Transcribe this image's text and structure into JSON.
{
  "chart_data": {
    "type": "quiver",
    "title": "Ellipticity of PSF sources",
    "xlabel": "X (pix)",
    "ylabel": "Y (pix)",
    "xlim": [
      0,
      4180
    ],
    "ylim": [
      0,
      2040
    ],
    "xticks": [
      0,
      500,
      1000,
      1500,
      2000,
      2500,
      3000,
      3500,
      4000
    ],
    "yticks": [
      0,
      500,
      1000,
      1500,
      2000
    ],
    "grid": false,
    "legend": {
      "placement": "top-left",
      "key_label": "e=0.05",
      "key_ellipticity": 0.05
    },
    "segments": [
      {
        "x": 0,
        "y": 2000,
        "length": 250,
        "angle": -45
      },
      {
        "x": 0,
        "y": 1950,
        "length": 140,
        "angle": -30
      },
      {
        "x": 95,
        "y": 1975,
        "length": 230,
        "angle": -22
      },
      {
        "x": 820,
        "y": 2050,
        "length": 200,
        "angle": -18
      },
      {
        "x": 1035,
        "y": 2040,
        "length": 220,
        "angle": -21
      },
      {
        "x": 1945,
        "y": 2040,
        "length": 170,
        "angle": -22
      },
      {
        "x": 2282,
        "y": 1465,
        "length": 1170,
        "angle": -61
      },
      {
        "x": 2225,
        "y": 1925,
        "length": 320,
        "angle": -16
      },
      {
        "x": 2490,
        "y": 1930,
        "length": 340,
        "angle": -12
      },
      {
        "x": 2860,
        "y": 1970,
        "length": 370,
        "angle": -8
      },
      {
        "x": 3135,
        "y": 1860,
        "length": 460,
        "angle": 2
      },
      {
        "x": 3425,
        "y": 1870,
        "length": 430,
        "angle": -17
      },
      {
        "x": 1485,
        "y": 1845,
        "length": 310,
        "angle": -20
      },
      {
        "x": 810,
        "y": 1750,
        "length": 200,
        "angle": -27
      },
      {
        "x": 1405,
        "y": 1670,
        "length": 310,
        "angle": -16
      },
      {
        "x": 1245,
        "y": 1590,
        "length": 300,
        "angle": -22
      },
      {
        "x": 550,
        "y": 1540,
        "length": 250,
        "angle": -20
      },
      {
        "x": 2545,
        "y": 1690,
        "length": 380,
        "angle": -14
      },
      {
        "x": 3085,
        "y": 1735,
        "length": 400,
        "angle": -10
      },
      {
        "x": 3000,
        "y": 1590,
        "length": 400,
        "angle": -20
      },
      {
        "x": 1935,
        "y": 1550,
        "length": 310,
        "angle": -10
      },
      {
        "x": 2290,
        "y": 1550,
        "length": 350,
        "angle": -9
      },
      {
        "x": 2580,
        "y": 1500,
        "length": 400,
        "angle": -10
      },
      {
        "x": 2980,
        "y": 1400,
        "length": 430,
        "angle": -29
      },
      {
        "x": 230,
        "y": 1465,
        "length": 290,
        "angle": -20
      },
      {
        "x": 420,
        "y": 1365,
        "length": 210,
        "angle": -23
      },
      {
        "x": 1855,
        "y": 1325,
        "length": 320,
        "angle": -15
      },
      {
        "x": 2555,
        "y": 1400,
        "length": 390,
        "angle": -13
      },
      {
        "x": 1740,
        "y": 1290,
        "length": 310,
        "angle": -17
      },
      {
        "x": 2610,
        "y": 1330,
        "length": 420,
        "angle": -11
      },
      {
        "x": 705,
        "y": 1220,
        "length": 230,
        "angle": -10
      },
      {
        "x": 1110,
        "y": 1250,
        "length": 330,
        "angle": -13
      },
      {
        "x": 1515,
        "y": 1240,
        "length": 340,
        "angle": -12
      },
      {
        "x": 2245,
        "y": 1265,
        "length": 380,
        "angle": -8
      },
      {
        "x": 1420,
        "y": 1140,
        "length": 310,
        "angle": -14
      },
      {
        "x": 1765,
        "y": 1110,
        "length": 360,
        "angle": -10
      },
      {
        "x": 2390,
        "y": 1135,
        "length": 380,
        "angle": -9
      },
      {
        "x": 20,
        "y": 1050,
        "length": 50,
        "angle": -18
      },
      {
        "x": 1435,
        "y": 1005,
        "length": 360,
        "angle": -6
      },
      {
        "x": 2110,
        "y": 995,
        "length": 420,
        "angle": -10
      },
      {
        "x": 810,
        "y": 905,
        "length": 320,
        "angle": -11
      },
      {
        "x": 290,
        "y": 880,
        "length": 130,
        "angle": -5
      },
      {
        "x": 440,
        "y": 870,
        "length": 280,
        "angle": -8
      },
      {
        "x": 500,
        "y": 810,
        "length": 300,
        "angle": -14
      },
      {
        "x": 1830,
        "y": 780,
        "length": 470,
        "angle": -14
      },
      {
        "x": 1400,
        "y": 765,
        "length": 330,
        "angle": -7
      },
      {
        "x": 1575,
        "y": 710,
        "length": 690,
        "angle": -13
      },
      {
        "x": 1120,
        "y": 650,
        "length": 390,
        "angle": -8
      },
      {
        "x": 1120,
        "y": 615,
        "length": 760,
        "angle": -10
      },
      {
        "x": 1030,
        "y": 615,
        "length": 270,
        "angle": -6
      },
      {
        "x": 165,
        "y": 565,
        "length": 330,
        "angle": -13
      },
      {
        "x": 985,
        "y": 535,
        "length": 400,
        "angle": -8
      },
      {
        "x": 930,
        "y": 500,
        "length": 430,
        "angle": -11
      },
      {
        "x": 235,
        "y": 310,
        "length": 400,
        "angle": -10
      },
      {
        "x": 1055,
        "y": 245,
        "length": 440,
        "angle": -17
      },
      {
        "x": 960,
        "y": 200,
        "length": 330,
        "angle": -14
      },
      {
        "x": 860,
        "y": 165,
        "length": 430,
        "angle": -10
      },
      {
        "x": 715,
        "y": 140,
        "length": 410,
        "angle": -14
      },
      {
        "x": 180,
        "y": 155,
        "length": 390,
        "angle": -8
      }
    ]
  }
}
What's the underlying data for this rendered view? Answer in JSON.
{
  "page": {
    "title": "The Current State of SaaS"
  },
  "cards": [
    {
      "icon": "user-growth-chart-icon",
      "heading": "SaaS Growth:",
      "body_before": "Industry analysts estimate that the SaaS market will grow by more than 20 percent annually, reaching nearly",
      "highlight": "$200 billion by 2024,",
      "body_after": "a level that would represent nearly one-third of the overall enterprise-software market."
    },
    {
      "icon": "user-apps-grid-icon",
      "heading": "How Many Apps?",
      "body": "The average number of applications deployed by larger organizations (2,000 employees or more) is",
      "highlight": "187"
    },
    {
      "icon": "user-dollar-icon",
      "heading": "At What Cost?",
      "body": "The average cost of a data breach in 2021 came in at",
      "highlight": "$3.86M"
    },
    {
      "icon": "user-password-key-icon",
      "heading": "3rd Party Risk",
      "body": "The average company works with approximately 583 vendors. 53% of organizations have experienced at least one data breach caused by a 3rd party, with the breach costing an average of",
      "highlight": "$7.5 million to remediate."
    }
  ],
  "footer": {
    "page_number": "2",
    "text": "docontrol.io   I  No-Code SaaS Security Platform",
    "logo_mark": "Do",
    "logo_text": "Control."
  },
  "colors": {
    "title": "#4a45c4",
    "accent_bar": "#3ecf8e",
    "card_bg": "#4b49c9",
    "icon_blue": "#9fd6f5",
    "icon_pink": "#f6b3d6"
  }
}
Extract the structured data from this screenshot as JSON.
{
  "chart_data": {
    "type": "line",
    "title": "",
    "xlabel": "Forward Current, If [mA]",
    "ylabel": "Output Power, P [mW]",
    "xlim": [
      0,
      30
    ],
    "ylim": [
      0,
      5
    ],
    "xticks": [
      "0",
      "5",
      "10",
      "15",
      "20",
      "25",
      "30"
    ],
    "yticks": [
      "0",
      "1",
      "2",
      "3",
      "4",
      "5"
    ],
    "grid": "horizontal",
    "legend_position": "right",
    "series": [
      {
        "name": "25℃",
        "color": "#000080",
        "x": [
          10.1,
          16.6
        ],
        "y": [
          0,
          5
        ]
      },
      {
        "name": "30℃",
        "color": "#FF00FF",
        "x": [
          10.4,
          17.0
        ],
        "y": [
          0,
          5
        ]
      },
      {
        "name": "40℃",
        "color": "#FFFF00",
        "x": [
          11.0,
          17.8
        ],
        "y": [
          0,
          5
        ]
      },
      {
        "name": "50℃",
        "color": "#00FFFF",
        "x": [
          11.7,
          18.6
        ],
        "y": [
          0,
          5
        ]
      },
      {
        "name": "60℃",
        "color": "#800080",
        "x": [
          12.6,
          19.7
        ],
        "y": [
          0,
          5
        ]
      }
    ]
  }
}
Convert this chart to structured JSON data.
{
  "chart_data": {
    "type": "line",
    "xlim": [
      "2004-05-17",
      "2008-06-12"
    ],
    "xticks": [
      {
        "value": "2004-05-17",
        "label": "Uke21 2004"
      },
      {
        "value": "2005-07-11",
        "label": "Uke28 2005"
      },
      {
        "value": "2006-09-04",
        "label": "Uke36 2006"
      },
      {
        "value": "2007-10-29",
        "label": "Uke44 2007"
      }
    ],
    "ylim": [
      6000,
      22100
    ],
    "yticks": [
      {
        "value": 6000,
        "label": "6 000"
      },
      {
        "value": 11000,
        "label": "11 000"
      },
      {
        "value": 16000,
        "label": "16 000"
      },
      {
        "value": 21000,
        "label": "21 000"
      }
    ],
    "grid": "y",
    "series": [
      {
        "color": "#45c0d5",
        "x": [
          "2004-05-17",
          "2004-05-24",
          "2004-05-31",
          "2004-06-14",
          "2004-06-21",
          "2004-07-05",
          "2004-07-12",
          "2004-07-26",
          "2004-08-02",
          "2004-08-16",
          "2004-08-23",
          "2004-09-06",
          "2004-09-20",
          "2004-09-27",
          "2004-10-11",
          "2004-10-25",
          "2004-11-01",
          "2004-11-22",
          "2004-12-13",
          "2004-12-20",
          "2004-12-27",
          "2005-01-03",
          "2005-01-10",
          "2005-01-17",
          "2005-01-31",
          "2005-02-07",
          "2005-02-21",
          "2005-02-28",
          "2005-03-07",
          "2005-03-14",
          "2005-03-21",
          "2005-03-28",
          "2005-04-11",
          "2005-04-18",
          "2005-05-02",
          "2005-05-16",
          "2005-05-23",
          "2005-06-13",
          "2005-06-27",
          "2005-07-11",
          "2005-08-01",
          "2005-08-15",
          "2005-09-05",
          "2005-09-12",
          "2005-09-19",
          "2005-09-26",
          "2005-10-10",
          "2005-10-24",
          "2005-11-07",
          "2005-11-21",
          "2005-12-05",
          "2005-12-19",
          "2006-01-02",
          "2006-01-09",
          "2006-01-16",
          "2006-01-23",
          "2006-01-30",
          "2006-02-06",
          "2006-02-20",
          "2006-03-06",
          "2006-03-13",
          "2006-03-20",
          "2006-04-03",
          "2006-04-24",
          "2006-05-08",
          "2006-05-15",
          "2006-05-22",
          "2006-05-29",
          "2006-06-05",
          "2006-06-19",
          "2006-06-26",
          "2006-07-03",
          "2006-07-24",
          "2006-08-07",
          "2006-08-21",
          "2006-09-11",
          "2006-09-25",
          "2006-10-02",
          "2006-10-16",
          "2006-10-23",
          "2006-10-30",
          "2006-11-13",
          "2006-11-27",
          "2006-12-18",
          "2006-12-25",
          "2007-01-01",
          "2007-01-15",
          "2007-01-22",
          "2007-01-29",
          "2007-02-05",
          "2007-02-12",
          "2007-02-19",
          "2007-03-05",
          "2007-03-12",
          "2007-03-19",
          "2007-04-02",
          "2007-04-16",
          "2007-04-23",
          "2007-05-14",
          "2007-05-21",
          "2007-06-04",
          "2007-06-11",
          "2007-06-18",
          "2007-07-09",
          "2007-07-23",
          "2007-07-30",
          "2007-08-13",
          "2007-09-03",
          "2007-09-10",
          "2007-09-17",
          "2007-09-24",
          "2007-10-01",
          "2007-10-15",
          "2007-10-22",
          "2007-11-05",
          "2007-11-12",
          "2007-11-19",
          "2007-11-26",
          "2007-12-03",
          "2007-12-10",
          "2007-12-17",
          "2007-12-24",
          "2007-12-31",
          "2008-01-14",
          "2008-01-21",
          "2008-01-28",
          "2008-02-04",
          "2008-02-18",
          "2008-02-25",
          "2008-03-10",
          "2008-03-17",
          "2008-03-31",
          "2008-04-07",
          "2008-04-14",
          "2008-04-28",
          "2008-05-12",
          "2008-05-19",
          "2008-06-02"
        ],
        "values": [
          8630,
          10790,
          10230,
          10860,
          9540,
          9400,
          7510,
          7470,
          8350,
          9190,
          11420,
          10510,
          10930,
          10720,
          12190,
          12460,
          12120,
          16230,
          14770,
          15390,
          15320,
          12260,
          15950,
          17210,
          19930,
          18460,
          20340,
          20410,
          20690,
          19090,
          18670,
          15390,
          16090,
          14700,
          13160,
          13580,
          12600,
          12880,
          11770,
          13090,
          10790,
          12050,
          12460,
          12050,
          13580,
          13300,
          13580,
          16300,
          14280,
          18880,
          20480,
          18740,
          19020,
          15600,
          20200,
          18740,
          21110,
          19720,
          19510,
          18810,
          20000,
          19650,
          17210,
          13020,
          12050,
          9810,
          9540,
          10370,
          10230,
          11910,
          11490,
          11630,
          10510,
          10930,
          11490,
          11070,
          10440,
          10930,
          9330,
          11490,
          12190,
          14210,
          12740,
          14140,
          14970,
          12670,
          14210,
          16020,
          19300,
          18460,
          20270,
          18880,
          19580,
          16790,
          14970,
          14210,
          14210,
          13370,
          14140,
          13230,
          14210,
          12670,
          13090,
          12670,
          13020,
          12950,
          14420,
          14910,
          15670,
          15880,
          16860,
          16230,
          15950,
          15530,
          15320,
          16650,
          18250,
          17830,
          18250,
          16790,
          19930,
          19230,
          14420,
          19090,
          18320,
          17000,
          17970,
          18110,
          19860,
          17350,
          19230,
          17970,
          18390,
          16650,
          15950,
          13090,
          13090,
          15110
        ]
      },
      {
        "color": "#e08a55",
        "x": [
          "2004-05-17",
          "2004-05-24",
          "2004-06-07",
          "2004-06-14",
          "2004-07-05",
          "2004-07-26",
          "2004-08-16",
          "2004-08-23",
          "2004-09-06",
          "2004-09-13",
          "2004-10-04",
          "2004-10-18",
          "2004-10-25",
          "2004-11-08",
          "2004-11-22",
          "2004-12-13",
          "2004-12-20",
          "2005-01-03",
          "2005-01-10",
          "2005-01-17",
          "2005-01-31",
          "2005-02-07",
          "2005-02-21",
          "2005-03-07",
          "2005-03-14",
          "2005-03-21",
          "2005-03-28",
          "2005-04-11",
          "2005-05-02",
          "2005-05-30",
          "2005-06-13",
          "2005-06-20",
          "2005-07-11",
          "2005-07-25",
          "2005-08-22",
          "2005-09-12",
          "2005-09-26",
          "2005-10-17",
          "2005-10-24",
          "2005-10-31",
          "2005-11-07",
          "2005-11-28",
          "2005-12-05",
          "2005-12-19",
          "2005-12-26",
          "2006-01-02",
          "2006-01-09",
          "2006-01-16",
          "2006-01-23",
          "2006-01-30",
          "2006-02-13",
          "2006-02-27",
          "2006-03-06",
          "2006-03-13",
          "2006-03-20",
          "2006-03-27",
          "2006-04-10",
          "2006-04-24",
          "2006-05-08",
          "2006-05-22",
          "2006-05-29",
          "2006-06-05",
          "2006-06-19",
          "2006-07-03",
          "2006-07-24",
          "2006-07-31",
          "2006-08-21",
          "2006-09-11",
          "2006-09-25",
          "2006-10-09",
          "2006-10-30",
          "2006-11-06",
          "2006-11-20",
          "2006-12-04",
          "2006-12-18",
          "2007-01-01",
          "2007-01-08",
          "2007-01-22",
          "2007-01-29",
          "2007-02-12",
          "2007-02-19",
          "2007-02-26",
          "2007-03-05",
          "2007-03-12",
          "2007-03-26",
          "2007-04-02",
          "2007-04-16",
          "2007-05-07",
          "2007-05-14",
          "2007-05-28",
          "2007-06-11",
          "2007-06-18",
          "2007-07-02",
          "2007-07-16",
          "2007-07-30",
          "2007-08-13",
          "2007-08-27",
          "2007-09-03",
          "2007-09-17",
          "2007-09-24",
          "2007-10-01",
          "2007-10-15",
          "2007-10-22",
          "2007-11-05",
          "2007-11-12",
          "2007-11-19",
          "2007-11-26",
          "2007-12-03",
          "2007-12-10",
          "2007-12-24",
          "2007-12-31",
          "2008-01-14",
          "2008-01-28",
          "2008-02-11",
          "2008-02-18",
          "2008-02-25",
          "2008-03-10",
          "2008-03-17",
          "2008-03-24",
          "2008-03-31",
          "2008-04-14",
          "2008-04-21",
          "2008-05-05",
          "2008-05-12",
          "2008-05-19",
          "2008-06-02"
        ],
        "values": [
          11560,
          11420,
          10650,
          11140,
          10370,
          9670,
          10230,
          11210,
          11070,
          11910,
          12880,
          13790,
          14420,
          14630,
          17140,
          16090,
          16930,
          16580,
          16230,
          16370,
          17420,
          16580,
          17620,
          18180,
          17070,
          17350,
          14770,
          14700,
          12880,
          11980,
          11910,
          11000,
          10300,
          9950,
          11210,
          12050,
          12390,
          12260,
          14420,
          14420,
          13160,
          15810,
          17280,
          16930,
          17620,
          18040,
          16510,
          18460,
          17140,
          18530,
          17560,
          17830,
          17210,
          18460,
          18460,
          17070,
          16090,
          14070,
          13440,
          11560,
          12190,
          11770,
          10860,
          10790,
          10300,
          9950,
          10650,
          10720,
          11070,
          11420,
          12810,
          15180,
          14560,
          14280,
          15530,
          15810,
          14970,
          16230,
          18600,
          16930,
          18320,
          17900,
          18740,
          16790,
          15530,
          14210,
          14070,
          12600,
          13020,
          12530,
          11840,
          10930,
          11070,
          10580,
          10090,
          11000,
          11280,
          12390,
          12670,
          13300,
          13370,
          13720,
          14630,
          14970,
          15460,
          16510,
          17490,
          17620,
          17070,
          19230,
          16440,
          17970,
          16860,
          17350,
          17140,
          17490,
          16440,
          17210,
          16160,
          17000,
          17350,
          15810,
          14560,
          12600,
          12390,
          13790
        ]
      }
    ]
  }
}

*****

- [Exercise brief] Which lines above contain "structured"? Show each of them.

- [Worked answer]
Extract the structured data from this screenshot as JSON.
Convert this chart to structured JSON data.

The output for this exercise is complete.